Short problem: Locate each line holding the string "dont" and copy it.

Records for the exercise:
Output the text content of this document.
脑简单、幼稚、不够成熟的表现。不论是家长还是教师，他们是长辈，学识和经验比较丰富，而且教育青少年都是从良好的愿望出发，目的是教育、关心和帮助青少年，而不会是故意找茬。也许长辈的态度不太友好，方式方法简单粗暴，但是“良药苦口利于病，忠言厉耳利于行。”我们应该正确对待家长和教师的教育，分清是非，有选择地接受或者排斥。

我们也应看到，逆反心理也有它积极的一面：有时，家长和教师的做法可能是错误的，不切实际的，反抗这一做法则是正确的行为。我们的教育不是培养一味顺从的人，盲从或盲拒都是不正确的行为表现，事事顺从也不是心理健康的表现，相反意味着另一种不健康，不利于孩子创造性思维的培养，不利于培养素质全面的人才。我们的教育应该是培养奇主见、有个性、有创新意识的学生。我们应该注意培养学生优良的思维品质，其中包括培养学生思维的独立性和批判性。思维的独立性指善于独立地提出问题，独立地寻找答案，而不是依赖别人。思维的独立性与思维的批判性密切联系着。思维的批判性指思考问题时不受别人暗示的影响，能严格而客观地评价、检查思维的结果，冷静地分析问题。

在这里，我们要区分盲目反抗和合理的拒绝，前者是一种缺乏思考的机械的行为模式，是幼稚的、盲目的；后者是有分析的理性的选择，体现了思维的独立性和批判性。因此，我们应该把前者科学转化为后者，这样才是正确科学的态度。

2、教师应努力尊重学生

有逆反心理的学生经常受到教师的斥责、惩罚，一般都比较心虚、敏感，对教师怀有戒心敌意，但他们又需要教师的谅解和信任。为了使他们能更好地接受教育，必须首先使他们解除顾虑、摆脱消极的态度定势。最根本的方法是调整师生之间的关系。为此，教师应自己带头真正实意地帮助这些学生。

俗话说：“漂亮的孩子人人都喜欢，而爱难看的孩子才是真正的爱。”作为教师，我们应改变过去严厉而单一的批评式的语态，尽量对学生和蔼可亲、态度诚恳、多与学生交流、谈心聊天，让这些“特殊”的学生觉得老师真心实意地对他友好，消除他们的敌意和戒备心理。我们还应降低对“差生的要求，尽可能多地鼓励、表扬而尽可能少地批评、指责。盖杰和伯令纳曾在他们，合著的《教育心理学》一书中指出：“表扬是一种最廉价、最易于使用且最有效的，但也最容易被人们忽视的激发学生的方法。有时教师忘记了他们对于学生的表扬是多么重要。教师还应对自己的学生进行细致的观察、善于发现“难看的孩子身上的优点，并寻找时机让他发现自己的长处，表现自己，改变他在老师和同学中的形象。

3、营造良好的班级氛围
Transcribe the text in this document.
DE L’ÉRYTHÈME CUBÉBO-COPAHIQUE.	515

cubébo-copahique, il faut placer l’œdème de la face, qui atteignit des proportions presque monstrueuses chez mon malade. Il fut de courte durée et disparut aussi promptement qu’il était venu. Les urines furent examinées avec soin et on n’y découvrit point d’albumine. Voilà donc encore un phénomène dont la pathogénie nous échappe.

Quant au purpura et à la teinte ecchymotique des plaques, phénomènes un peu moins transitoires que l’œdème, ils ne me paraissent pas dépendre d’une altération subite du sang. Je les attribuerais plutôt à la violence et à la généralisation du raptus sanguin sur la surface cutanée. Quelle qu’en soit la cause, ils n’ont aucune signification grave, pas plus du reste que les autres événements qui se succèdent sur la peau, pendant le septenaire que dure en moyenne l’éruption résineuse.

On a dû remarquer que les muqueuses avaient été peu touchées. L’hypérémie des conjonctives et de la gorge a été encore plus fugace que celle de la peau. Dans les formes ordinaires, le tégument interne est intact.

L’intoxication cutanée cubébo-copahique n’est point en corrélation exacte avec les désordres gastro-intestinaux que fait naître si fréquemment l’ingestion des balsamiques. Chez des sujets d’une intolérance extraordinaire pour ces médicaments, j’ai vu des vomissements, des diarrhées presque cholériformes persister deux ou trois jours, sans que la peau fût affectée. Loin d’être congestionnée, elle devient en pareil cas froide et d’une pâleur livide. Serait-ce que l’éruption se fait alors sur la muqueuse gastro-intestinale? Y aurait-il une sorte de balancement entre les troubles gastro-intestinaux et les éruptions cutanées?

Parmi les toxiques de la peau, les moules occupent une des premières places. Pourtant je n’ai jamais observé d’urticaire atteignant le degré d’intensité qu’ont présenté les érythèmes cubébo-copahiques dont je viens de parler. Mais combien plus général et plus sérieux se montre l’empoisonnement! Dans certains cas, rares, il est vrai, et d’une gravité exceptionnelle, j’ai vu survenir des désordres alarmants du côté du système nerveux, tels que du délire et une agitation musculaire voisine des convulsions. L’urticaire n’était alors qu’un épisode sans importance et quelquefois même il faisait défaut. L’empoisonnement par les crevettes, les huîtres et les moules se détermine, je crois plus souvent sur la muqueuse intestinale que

Exercise answer:
cubébo-copahique, il faut placer l’œdème de la face, qui atteignit des proportions presque monstrueuses chez mon malade. Il fut de courte durée et disparut aussi promptement qu’il était venu. Les urines furent examinées avec soin et on n’y découvrit point d’albumine. Voilà donc encore un phénomène dont la pathogénie nous échappe.
Parmi les toxiques de la peau, les moules occupent une des premières places. Pourtant je n’ai jamais observé d’urticaire atteignant le degré d’intensité qu’ont présenté les érythèmes cubébo-copahiques dont je viens de parler. Mais combien plus général et plus sérieux se montre l’empoisonnement! Dans certains cas, rares, il est vrai, et d’une gravité exceptionnelle, j’ai vu survenir des désordres alarmants du côté du système nerveux, tels que du délire et une agitation musculaire voisine des convulsions. L’urticaire n’était alors qu’un épisode sans importance et quelquefois même il faisait défaut. L’empoisonnement par les crevettes, les huîtres et les moules se détermine, je crois plus souvent sur la muqueuse intestinale que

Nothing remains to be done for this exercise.